**Written instruction**
Among the records that follow, count the lines with the string "luciferase"; report only that count.
-------- Records provided
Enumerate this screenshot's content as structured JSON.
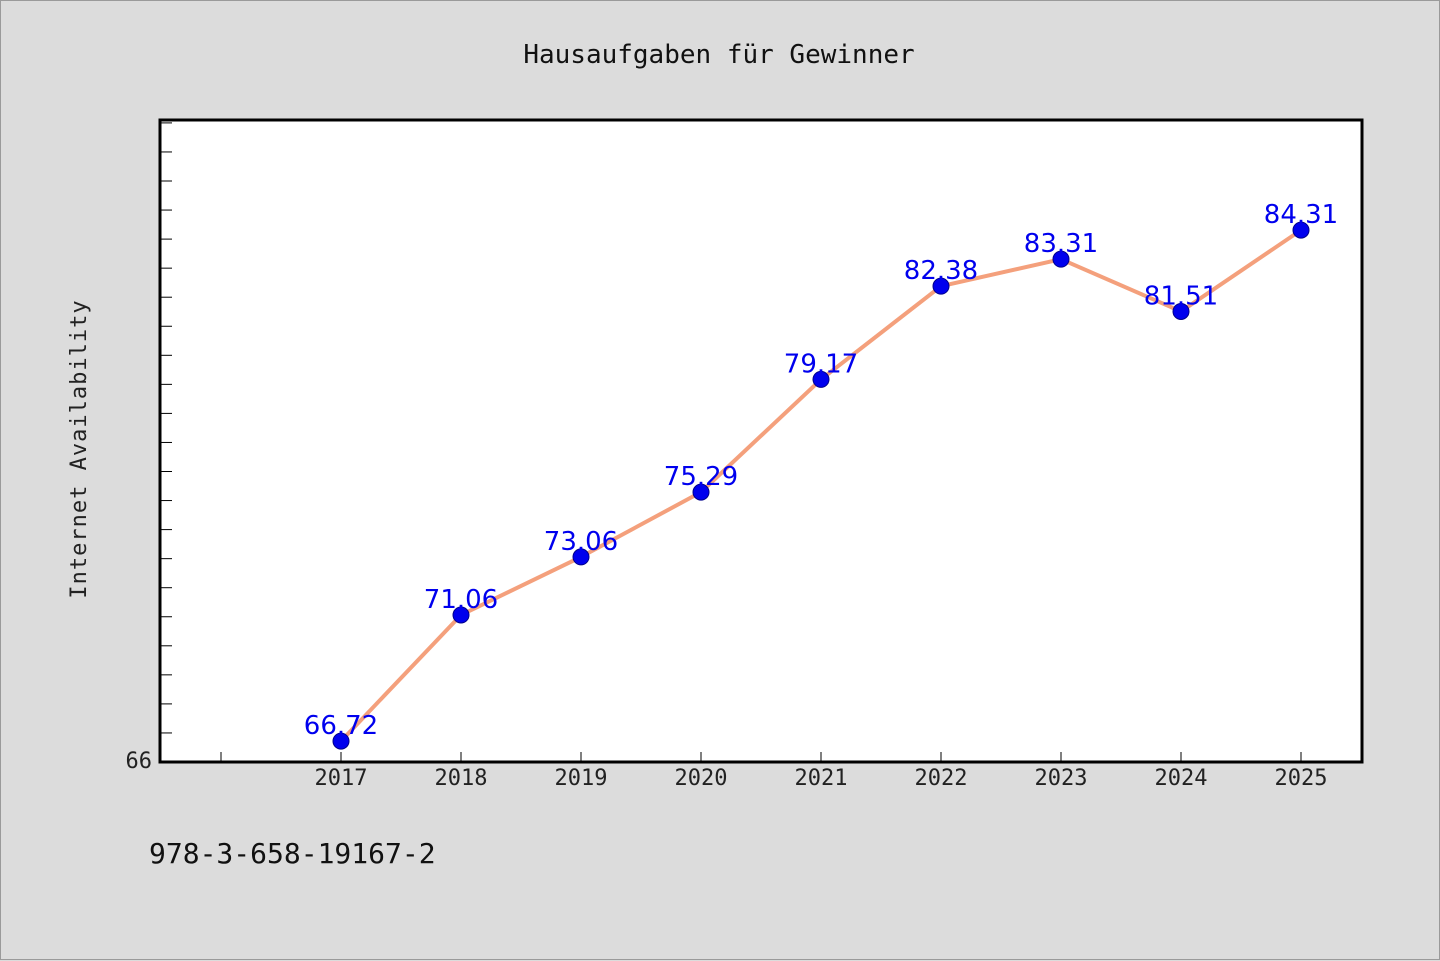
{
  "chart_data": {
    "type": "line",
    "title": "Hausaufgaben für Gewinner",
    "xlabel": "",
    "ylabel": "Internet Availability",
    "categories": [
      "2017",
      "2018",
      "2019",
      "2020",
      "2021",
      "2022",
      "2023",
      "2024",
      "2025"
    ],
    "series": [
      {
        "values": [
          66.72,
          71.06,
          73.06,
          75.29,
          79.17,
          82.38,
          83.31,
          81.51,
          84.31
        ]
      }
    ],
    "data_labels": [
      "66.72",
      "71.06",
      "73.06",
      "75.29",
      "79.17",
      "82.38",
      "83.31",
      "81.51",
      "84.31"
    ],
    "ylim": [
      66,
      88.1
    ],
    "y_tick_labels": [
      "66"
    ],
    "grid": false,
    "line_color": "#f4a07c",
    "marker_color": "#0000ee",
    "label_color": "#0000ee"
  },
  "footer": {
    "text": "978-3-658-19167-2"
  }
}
----------------
-------- Records provided
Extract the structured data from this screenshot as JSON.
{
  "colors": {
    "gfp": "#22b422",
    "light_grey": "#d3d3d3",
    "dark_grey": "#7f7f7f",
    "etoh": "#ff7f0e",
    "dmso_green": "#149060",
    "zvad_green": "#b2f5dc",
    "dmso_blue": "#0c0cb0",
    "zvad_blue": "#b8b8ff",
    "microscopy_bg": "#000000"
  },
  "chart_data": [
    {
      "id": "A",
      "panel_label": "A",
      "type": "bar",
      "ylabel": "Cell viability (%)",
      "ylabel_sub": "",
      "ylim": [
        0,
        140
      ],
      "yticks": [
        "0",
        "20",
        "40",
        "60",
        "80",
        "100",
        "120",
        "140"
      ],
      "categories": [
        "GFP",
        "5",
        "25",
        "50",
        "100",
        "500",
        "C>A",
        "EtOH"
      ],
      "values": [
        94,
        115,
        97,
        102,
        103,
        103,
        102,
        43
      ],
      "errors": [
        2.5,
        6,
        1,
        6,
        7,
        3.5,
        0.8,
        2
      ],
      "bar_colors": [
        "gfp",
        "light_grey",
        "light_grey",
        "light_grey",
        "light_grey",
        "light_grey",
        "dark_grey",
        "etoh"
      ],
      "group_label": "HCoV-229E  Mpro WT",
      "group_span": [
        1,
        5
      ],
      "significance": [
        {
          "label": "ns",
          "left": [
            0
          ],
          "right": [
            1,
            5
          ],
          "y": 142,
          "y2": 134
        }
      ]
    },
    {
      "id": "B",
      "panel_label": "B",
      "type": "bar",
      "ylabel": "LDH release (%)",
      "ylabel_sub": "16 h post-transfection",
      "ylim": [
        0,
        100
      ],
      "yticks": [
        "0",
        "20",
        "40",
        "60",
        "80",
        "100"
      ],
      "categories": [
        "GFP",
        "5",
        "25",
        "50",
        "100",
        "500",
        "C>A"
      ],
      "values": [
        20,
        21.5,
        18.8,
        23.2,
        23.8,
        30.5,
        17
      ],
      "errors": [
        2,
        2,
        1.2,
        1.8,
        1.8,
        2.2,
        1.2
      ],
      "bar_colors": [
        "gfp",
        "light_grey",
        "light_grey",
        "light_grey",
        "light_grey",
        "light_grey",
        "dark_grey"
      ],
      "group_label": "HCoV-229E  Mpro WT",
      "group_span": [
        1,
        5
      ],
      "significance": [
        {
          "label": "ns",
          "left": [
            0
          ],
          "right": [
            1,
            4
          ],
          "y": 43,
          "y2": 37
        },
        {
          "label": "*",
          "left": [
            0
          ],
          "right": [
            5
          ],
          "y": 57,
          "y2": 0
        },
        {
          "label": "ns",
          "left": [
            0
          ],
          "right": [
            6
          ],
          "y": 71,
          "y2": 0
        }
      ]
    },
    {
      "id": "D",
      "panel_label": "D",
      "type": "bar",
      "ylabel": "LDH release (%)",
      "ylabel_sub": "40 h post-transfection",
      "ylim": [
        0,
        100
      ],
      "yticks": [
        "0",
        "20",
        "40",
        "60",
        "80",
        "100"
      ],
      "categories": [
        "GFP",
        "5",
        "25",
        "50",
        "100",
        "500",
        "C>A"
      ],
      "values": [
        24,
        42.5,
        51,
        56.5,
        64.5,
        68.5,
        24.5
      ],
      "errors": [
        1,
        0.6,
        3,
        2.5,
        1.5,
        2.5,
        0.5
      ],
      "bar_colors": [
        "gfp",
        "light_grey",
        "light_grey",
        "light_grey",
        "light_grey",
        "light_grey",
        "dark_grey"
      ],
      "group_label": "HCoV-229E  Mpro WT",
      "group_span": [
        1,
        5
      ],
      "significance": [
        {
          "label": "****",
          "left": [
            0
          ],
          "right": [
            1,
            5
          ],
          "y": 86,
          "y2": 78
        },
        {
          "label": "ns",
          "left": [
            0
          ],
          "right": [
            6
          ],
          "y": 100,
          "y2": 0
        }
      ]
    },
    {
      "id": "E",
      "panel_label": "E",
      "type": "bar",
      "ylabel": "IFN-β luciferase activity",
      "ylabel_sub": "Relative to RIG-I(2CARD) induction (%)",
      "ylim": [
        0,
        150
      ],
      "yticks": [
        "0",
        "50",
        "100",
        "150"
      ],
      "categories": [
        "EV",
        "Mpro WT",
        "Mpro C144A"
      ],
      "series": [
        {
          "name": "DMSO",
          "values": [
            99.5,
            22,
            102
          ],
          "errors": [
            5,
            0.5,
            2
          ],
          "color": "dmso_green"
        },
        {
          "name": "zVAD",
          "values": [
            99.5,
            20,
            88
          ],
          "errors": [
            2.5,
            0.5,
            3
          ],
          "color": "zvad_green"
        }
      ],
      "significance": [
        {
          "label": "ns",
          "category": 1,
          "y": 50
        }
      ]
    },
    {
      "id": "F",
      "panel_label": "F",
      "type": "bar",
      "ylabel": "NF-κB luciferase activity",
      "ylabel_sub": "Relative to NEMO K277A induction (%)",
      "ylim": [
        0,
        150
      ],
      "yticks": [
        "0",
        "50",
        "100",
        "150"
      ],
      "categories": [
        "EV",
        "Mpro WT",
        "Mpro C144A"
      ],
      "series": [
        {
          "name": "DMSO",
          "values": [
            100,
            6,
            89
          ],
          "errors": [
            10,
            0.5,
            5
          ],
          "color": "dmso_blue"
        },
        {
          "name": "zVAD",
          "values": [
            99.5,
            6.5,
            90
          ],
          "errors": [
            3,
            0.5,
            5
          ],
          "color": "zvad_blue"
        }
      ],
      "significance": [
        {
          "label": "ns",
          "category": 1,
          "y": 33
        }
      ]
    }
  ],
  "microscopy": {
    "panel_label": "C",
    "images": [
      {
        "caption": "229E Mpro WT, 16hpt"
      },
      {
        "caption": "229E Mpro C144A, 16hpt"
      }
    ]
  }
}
----------------
**Reply**
2